| Given task |
Search the data for the word "родинѣ". Reproduce every line where it is found.

(Records)
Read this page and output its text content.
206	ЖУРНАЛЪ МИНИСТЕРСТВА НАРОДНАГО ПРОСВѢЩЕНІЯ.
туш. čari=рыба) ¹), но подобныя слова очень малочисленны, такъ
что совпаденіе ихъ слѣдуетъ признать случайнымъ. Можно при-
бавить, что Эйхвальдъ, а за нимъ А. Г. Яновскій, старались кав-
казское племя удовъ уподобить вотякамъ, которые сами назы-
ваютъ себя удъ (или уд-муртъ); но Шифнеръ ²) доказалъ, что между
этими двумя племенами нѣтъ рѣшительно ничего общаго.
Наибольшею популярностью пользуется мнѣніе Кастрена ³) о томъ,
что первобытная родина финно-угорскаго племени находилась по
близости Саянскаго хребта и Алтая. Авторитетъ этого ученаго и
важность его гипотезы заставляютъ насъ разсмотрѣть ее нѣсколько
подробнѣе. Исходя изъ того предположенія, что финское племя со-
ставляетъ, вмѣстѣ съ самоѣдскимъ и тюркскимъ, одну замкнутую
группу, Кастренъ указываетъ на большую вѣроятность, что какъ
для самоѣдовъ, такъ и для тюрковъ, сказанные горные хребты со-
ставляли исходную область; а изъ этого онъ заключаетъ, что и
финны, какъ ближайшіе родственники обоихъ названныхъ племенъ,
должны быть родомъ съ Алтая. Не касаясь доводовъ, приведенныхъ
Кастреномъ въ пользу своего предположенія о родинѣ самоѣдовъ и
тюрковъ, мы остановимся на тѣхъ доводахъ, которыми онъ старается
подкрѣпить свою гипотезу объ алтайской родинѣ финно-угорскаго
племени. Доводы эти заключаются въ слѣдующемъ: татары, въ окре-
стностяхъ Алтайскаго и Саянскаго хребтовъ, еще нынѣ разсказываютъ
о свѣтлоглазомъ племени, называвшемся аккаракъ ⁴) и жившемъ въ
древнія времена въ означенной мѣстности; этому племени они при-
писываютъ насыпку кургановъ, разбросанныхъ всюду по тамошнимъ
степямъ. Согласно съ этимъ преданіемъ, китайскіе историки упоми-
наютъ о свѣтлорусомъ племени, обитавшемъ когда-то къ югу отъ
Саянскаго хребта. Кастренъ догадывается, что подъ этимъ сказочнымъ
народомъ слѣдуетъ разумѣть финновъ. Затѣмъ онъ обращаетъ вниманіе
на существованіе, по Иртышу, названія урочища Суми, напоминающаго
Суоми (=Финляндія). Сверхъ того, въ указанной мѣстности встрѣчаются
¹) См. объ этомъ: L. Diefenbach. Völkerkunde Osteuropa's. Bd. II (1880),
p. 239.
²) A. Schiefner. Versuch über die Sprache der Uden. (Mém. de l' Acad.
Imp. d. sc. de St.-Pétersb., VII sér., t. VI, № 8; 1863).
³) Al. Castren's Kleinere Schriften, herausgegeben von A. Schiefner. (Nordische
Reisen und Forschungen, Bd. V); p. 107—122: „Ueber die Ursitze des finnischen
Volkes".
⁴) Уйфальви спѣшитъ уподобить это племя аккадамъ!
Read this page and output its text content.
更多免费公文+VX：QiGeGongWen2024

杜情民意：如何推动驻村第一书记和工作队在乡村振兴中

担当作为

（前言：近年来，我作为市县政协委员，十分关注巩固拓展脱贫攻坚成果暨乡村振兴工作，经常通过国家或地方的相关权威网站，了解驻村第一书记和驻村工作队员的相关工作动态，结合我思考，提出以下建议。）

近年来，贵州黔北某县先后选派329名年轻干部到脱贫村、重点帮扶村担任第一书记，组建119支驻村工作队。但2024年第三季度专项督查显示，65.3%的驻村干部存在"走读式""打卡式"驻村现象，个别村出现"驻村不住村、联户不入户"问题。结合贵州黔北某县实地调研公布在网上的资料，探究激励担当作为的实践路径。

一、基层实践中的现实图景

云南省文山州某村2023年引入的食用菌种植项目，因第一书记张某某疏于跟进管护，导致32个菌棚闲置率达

| Output of the exercise |
Кастреномъ въ пользу своего предположенія о родинѣ самоѣдовъ и
подкрѣпить свою гипотезу объ алтайской родинѣ финно-угорскаго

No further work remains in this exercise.